[Dataset items]
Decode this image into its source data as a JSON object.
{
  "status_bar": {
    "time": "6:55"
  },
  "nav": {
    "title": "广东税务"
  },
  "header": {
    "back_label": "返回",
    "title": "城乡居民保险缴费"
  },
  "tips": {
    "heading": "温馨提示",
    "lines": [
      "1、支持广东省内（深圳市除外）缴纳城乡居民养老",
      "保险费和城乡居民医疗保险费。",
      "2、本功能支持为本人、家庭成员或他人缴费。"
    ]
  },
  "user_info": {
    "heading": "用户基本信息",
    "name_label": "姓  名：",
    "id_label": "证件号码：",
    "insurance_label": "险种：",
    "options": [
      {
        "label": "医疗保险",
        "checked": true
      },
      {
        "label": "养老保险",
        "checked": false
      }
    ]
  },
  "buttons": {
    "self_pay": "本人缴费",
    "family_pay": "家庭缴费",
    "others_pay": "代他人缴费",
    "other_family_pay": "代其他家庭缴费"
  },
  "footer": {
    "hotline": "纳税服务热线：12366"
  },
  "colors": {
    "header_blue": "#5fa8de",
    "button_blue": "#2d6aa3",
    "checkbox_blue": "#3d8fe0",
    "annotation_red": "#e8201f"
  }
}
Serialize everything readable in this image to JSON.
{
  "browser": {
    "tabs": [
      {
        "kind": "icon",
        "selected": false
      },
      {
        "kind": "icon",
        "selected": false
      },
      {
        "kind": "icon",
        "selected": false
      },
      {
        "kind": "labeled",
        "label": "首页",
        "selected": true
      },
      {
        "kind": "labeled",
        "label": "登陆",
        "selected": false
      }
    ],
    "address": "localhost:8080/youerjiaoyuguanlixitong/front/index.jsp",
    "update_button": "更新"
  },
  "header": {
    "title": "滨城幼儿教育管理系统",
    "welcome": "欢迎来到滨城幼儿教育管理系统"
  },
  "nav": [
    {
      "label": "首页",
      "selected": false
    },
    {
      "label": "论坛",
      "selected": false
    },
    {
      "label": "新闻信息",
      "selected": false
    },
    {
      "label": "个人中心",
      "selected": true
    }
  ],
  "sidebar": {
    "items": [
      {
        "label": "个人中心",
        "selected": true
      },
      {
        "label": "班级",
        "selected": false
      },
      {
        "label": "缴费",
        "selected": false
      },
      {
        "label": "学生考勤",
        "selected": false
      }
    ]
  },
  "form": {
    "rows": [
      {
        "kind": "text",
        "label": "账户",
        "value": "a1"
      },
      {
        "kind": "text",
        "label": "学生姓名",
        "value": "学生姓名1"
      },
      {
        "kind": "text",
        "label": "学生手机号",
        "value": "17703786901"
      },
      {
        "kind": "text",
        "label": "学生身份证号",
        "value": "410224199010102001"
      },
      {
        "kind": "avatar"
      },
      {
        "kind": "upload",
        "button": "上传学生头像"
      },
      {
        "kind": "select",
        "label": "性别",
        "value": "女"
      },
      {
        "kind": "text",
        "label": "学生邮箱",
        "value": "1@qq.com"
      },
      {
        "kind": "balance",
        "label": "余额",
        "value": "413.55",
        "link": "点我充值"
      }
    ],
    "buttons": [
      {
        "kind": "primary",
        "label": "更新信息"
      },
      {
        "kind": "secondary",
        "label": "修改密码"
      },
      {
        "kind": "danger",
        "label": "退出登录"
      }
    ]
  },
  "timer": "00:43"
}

__GIVEN PROBLEM__: Write out all records exactly, keeping every detail.

__ANSWER FOR THE TASK__:
Decode this image into its source data as a JSON object.
{
  "status_bar": {
    "time": "6:55"
  },
  "nav": {
    "title": "广东税务"
  },
  "header": {
    "back_label": "返回",
    "title": "城乡居民保险缴费"
  },
  "tips": {
    "heading": "温馨提示",
    "lines": [
      "1、支持广东省内（深圳市除外）缴纳城乡居民养老",
      "保险费和城乡居民医疗保险费。",
      "2、本功能支持为本人、家庭成员或他人缴费。"
    ]
  },
  "user_info": {
    "heading": "用户基本信息",
    "name_label": "姓  名：",
    "id_label": "证件号码：",
    "insurance_label": "险种：",
    "options": [
      {
        "label": "医疗保险",
        "checked": true
      },
      {
        "label": "养老保险",
        "checked": false
      }
    ]
  },
  "buttons": {
    "self_pay": "本人缴费",
    "family_pay": "家庭缴费",
    "others_pay": "代他人缴费",
    "other_family_pay": "代其他家庭缴费"
  },
  "footer": {
    "hotline": "纳税服务热线：12366"
  },
  "colors": {
    "header_blue": "#5fa8de",
    "button_blue": "#2d6aa3",
    "checkbox_blue": "#3d8fe0",
    "annotation_red": "#e8201f"
  }
}
Serialize everything readable in this image to JSON.
{
  "browser": {
    "tabs": [
      {
        "kind": "icon",
        "selected": false
      },
      {
        "kind": "icon",
        "selected": false
      },
      {
        "kind": "icon",
        "selected": false
      },
      {
        "kind": "labeled",
        "label": "首页",
        "selected": true
      },
      {
        "kind": "labeled",
        "label": "登陆",
        "selected": false
      }
    ],
    "address": "localhost:8080/youerjiaoyuguanlixitong/front/index.jsp",
    "update_button": "更新"
  },
  "header": {
    "title": "滨城幼儿教育管理系统",
    "welcome": "欢迎来到滨城幼儿教育管理系统"
  },
  "nav": [
    {
      "label": "首页",
      "selected": false
    },
    {
      "label": "论坛",
      "selected": false
    },
    {
      "label": "新闻信息",
      "selected": false
    },
    {
      "label": "个人中心",
      "selected": true
    }
  ],
  "sidebar": {
    "items": [
      {
        "label": "个人中心",
        "selected": true
      },
      {
        "label": "班级",
        "selected": false
      },
      {
        "label": "缴费",
        "selected": false
      },
      {
        "label": "学生考勤",
        "selected": false
      }
    ]
  },
  "form": {
    "rows": [
      {
        "kind": "text",
        "label": "账户",
        "value": "a1"
      },
      {
        "kind": "text",
        "label": "学生姓名",
        "value": "学生姓名1"
      },
      {
        "kind": "text",
        "label": "学生手机号",
        "value": "17703786901"
      },
      {
        "kind": "text",
        "label": "学生身份证号",
        "value": "410224199010102001"
      },
      {
        "kind": "avatar"
      },
      {
        "kind": "upload",
        "button": "上传学生头像"
      },
      {
        "kind": "select",
        "label": "性别",
        "value": "女"
      },
      {
        "kind": "text",
        "label": "学生邮箱",
        "value": "1@qq.com"
      },
      {
        "kind": "balance",
        "label": "余额",
        "value": "413.55",
        "link": "点我充值"
      }
    ],
    "buttons": [
      {
        "kind": "primary",
        "label": "更新信息"
      },
      {
        "kind": "secondary",
        "label": "修改密码"
      },
      {
        "kind": "danger",
        "label": "退出登录"
      }
    ]
  },
  "timer": "00:43"
}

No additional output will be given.